[Start of Information given]
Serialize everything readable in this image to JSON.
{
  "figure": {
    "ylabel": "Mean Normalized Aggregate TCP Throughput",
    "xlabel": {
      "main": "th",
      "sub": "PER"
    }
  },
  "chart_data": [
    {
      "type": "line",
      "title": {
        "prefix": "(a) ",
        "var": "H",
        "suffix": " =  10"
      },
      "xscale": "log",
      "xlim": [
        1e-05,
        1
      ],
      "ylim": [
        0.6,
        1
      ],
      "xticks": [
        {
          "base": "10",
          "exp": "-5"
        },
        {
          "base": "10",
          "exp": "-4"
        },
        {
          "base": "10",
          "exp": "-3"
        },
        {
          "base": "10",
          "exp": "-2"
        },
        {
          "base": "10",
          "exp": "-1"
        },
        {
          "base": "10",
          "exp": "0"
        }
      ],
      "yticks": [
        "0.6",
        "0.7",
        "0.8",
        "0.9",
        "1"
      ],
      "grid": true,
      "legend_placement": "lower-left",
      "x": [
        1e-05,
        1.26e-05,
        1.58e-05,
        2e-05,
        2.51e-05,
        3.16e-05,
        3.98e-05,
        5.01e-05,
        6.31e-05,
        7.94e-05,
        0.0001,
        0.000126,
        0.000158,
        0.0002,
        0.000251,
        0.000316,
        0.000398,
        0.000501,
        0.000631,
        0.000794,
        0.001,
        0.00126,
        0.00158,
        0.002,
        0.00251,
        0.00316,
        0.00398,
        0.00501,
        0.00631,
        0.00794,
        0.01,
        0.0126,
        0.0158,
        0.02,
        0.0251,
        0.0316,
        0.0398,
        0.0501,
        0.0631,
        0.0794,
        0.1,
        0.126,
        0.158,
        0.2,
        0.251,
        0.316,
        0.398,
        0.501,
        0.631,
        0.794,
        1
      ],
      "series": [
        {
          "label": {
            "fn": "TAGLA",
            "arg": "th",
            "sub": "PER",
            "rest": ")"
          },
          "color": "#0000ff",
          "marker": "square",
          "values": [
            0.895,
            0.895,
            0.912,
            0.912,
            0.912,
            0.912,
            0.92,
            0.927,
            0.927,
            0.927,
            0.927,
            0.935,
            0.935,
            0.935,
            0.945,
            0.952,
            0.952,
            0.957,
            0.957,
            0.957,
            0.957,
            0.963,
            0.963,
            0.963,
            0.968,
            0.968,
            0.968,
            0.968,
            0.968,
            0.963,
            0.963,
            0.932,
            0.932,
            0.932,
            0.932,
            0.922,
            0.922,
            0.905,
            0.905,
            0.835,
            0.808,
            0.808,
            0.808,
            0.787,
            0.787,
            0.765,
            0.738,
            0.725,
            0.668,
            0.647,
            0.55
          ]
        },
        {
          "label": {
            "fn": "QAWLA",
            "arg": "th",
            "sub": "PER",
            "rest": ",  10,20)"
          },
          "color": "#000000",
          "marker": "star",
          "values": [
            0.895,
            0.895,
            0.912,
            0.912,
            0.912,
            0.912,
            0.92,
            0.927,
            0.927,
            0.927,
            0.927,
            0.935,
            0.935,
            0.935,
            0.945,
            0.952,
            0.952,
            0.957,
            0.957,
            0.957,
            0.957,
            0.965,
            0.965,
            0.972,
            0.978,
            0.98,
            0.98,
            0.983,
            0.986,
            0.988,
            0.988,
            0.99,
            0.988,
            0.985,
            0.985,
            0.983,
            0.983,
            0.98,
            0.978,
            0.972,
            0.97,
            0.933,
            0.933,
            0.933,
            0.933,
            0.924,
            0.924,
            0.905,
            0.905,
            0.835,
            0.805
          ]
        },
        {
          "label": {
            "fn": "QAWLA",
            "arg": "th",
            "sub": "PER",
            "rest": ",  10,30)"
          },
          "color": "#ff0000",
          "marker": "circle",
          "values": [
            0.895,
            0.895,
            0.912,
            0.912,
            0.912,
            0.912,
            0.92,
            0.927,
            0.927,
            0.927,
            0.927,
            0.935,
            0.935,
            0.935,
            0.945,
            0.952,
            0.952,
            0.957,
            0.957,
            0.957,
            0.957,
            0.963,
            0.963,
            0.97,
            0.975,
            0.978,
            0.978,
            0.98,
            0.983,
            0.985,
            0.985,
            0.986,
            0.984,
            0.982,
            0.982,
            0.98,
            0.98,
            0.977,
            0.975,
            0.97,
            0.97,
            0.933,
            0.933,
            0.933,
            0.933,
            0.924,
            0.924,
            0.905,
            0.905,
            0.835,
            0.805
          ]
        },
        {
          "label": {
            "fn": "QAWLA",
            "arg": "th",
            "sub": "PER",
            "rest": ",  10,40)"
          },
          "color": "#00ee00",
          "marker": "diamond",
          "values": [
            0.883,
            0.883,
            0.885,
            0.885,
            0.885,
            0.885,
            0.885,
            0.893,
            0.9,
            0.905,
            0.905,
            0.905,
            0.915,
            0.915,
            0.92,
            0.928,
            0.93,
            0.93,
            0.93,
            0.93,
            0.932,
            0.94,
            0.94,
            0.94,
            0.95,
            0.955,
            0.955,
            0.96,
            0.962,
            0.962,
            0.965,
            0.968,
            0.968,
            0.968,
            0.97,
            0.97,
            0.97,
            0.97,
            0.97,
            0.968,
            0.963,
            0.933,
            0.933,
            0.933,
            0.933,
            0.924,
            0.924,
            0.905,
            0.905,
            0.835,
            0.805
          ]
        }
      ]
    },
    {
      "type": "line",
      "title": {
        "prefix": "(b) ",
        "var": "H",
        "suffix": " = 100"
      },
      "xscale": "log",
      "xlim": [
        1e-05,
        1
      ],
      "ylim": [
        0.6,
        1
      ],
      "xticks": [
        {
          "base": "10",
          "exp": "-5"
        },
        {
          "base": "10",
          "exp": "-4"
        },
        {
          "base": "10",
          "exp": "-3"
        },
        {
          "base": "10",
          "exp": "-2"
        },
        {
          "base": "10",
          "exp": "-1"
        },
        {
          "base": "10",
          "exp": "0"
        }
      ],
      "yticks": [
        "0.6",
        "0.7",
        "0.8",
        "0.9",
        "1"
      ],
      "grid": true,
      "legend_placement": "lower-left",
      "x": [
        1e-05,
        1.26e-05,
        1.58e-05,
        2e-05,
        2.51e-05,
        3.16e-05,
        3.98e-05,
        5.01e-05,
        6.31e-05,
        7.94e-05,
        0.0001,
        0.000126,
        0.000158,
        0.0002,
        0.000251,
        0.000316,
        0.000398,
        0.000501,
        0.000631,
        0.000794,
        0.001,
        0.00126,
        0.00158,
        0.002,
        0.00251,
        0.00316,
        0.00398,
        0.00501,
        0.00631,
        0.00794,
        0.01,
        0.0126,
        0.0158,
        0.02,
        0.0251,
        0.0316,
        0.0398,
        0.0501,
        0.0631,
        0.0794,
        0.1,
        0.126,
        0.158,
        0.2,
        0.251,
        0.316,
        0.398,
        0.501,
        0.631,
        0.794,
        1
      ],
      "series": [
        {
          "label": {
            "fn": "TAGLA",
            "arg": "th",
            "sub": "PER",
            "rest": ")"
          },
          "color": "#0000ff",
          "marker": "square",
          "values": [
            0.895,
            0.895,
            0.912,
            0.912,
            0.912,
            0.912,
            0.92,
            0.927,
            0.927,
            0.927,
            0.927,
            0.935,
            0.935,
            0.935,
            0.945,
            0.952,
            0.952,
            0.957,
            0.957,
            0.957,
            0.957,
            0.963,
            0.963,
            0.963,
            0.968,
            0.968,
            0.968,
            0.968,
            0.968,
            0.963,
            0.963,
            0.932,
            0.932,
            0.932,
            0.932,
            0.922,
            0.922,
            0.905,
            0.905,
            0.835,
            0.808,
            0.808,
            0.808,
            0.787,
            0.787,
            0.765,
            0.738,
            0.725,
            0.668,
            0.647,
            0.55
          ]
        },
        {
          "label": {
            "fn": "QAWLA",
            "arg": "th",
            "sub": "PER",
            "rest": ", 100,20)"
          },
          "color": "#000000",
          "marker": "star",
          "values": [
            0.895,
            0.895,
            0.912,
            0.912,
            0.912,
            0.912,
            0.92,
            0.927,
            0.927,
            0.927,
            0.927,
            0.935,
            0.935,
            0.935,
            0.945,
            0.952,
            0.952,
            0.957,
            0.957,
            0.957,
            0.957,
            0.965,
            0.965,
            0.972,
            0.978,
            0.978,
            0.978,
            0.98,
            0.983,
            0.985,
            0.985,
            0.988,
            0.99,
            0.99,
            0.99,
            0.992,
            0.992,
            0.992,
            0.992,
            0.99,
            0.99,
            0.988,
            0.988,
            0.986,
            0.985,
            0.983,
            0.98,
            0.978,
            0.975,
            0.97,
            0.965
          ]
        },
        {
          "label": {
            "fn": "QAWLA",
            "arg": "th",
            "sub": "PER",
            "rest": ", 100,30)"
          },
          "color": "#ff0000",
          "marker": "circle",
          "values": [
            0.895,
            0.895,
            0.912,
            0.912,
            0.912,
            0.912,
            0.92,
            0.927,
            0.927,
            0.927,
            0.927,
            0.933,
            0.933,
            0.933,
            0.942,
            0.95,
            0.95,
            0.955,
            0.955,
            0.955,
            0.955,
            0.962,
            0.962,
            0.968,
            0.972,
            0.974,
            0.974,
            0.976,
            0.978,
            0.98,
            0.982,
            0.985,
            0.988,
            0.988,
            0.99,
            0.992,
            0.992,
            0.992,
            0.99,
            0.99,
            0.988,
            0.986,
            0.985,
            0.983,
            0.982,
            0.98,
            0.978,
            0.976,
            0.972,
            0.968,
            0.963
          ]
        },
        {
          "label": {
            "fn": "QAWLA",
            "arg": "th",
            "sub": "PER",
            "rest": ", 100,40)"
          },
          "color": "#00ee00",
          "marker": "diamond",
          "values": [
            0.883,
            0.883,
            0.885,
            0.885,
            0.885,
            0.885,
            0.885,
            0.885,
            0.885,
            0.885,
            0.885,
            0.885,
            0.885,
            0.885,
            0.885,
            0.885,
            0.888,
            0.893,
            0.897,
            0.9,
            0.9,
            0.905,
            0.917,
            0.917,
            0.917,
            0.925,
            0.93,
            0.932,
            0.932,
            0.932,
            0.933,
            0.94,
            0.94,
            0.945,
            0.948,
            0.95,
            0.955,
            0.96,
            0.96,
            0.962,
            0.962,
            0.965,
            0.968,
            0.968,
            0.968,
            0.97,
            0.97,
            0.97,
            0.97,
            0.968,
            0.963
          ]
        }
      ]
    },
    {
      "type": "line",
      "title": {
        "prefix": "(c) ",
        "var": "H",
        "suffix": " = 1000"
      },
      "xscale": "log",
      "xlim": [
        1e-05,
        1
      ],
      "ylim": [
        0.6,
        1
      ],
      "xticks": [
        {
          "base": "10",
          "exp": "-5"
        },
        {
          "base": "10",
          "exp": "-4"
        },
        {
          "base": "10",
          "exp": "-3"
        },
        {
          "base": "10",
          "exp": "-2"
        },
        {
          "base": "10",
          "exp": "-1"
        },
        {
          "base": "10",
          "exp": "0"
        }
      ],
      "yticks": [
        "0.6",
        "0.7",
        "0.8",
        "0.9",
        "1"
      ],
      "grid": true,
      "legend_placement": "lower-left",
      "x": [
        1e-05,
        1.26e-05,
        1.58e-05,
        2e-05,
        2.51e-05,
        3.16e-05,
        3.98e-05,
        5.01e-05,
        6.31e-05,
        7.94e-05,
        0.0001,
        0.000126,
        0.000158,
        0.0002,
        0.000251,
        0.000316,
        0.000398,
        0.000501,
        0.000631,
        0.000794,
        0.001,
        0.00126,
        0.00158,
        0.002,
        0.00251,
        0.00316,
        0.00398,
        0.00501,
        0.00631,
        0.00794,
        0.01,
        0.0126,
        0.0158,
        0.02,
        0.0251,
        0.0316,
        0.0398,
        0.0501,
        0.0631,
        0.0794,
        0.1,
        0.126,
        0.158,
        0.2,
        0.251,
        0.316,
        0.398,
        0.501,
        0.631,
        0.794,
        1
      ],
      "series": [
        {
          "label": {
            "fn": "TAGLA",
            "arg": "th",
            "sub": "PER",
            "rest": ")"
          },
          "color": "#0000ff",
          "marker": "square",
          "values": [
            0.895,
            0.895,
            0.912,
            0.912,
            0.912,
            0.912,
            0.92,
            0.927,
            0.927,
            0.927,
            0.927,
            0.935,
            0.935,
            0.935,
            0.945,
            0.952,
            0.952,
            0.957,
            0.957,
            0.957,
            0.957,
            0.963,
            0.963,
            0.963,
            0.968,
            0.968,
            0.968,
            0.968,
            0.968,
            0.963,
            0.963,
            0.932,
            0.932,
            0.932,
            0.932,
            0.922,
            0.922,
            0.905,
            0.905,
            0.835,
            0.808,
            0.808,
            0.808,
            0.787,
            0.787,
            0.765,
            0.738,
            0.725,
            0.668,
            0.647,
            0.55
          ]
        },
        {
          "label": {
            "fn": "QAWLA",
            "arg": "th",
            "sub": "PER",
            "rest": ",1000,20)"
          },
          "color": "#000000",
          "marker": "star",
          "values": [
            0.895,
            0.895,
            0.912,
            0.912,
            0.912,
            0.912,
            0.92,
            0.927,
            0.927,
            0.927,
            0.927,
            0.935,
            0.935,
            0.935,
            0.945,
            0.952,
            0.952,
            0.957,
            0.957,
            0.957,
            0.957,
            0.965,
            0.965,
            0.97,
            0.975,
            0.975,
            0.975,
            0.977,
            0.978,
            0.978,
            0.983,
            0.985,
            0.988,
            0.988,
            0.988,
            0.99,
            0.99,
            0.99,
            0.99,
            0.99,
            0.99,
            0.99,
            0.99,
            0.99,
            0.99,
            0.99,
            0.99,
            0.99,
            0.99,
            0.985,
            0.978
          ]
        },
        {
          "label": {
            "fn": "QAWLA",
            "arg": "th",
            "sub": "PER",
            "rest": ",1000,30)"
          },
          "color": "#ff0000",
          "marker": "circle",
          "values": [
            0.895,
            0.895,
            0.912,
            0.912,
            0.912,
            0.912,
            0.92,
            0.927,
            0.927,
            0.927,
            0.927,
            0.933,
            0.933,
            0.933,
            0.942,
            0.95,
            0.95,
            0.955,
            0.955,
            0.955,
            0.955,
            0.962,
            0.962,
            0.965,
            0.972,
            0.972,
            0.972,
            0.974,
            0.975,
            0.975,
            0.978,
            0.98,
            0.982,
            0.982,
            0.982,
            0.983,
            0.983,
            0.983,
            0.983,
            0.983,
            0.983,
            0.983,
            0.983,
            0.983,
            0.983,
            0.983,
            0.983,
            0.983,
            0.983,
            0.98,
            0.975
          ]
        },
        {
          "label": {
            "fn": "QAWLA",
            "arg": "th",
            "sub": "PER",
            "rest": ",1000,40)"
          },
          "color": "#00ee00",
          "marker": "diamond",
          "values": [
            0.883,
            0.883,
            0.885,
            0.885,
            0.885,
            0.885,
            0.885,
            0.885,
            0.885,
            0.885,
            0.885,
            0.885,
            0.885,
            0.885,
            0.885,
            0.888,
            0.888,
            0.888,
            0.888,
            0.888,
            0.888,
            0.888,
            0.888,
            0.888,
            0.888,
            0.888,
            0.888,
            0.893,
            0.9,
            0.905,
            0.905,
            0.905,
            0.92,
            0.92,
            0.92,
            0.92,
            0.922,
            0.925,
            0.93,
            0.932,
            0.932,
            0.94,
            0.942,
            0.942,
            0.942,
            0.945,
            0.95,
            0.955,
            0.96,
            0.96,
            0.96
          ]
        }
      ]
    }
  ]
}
[End of Information given]
* [What the task asks]
Select every line in the material above where the string "rest" occurs, and copy it.

* [Task answer]
            "rest": ")"
            "rest": ",  10,20)"
            "rest": ",  10,30)"
            "rest": ",  10,40)"
            "rest": ")"
            "rest": ", 100,20)"
            "rest": ", 100,30)"
            "rest": ", 100,40)"
            "rest": ")"
            "rest": ",1000,20)"
            "rest": ",1000,30)"
            "rest": ",1000,40)"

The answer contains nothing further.